-------- DATA SUPPLIED

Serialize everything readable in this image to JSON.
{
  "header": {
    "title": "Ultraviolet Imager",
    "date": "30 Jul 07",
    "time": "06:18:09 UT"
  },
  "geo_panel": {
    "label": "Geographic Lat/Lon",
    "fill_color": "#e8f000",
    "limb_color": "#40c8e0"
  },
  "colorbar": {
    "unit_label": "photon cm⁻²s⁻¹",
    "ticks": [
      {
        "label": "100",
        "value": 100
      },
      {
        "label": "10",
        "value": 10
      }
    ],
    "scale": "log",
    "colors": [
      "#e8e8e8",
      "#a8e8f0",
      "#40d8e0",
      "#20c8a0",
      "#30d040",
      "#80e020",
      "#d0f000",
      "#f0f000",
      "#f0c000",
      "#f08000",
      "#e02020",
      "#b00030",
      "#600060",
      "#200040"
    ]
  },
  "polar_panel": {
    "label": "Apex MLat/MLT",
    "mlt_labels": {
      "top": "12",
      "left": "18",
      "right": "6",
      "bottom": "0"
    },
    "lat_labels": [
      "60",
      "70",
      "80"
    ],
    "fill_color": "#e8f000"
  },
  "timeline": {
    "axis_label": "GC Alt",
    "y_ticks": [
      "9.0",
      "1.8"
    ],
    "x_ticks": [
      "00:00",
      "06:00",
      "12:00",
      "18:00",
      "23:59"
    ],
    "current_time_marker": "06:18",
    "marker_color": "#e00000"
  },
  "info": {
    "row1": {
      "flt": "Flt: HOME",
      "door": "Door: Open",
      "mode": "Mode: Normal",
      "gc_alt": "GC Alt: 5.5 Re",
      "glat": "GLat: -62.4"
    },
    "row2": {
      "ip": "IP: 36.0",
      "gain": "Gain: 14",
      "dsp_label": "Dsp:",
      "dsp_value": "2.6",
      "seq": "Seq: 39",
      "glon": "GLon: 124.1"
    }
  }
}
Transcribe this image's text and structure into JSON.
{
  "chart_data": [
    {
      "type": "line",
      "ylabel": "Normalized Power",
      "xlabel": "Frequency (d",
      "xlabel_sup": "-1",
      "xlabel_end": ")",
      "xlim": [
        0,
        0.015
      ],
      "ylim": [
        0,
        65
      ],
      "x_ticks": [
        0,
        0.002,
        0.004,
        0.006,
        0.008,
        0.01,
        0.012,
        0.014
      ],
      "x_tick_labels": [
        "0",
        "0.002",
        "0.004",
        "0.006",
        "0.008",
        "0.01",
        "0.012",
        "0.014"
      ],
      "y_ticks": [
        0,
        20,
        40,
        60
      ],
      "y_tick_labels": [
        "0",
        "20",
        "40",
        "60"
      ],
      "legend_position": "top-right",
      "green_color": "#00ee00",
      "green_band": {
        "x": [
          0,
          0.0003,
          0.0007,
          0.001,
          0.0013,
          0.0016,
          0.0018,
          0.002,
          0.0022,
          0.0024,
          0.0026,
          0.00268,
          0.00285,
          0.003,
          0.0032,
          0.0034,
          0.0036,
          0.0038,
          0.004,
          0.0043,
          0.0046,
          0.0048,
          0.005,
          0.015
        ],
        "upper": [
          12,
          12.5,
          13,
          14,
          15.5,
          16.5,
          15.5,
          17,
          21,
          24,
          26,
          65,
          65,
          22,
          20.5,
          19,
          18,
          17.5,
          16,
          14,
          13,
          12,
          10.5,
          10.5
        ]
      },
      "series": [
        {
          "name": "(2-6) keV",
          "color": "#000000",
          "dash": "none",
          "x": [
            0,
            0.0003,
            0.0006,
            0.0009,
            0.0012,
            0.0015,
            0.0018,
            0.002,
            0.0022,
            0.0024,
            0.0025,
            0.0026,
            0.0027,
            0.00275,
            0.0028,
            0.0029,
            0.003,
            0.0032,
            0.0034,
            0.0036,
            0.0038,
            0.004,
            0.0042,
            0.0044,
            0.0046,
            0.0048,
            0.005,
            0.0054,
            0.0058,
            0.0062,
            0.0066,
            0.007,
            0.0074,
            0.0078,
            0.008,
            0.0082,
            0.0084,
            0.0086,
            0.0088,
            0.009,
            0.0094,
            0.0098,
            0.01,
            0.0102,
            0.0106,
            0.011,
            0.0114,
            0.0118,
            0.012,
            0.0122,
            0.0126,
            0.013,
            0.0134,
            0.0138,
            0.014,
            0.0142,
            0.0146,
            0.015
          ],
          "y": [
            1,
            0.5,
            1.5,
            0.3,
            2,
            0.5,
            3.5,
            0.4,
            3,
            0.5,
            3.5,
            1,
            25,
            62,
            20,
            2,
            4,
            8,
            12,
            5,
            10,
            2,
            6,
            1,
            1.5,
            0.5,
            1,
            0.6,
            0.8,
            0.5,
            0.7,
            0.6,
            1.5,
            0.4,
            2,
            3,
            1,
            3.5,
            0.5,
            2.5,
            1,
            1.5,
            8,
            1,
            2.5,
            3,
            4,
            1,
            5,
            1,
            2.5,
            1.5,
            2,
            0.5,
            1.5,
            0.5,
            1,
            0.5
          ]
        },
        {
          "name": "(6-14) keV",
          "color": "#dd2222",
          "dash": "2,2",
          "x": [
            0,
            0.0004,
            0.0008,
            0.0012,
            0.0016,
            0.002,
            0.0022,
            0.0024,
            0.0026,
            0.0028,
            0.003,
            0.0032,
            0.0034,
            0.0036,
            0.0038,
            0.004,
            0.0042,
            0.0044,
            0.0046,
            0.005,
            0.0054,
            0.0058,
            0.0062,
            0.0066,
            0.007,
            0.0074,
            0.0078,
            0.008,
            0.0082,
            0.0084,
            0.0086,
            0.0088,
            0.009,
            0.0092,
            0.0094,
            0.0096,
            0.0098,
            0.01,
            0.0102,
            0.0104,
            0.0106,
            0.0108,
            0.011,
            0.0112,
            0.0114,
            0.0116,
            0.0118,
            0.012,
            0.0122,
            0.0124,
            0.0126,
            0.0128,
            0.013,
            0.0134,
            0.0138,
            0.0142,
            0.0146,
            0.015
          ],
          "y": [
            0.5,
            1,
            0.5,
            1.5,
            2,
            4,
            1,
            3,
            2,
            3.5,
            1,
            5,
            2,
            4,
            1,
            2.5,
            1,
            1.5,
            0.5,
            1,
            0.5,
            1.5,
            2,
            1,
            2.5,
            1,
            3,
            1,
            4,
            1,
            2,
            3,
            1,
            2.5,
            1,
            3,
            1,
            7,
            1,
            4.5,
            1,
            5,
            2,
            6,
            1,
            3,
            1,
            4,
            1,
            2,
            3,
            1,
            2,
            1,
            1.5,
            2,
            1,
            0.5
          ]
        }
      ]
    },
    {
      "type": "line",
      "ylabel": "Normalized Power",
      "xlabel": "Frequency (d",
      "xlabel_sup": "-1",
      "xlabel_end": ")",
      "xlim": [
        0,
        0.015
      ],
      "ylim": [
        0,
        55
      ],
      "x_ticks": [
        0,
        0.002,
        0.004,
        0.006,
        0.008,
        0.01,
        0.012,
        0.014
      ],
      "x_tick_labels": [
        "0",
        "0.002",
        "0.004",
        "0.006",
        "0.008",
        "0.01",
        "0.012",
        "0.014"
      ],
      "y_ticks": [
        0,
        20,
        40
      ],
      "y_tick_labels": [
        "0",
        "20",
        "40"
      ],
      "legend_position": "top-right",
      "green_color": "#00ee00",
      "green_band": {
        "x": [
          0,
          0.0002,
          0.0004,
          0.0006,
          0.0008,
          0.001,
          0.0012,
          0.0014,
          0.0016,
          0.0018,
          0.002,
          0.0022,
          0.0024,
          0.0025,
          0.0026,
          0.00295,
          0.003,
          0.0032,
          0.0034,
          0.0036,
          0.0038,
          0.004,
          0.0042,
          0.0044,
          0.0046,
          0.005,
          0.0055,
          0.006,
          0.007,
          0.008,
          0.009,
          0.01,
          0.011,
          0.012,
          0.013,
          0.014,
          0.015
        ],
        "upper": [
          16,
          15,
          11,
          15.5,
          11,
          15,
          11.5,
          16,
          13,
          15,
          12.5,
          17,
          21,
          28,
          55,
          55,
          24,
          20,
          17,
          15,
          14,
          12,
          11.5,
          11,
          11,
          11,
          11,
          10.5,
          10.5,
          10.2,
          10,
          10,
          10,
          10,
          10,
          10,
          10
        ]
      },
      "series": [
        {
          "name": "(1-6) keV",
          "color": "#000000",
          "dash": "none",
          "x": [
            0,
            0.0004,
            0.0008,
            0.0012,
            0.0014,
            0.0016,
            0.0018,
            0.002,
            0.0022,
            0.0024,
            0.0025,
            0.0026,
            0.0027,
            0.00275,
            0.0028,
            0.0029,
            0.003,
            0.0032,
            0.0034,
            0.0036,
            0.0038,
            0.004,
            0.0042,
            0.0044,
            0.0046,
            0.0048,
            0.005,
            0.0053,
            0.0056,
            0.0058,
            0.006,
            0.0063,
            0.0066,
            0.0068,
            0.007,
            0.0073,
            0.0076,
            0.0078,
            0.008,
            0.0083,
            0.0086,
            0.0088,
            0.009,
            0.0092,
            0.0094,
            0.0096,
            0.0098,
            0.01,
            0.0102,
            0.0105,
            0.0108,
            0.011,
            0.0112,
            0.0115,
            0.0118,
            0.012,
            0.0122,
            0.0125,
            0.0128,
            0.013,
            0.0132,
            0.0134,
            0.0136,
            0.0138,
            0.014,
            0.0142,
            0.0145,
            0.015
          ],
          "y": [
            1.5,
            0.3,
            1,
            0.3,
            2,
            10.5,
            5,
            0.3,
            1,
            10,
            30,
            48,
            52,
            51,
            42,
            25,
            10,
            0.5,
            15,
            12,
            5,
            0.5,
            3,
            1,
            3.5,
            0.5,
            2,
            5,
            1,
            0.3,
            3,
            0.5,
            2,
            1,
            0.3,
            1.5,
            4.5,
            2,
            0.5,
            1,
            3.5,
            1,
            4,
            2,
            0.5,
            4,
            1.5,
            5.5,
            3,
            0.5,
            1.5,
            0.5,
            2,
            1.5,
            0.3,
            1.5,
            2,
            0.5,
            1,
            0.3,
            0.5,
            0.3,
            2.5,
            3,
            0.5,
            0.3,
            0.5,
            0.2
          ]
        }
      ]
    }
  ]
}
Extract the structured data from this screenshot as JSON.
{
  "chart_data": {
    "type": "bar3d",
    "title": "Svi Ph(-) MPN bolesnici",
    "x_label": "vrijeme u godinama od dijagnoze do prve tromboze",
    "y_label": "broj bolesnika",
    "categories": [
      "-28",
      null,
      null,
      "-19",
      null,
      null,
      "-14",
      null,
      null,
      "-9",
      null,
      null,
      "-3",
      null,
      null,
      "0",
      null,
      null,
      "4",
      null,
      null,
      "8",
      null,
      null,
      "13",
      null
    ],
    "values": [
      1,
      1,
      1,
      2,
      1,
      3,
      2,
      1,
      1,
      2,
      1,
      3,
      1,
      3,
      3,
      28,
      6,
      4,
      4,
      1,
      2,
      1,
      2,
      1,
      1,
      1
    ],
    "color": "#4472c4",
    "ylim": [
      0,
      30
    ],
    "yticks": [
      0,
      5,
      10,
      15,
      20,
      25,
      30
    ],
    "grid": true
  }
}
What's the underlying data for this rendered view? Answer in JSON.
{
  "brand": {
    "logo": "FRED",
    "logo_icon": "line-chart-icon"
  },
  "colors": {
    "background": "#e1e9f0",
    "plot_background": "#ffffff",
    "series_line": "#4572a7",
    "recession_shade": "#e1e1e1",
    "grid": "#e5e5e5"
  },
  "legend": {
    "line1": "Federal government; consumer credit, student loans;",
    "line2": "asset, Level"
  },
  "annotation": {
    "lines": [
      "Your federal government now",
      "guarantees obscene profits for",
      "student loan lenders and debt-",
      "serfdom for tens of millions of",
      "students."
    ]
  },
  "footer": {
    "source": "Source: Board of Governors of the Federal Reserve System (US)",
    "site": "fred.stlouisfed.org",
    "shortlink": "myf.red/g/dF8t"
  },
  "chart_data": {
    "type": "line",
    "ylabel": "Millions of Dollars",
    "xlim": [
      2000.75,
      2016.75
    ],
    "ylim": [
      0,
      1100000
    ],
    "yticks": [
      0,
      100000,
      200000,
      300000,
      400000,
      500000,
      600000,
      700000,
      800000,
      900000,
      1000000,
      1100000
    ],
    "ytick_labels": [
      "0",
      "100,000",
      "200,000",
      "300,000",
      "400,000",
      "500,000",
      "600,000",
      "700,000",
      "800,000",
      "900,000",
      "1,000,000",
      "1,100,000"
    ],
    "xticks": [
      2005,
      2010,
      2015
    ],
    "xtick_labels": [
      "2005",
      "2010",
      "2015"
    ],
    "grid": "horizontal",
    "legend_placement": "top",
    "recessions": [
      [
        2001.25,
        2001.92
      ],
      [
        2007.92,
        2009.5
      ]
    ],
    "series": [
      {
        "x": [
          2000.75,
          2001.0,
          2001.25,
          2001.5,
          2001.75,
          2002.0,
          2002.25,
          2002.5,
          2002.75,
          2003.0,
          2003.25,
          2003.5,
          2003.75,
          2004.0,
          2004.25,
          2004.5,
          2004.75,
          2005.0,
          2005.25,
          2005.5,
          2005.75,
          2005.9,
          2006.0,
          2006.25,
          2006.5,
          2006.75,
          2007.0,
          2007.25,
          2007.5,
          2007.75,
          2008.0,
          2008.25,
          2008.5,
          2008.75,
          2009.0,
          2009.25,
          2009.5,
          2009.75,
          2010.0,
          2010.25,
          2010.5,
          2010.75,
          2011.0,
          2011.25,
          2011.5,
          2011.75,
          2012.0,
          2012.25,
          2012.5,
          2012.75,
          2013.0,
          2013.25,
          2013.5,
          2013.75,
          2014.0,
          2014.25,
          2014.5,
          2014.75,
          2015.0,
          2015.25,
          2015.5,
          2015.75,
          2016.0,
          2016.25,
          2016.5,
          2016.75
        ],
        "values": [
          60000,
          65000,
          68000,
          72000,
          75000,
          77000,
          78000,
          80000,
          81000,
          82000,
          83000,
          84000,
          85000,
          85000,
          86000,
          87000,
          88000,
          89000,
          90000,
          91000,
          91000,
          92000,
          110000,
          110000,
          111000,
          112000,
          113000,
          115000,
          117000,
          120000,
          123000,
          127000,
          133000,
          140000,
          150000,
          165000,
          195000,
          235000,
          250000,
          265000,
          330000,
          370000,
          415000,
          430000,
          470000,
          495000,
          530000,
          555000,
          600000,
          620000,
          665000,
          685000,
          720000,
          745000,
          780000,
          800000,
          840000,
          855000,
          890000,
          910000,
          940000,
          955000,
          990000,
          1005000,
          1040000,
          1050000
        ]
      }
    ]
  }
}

----------------

◆ **TASK STATEMENT**
Counting only lines of the data above that hold "title", report the total and nothing else.

◆ **CORRECT RESPONSE**
2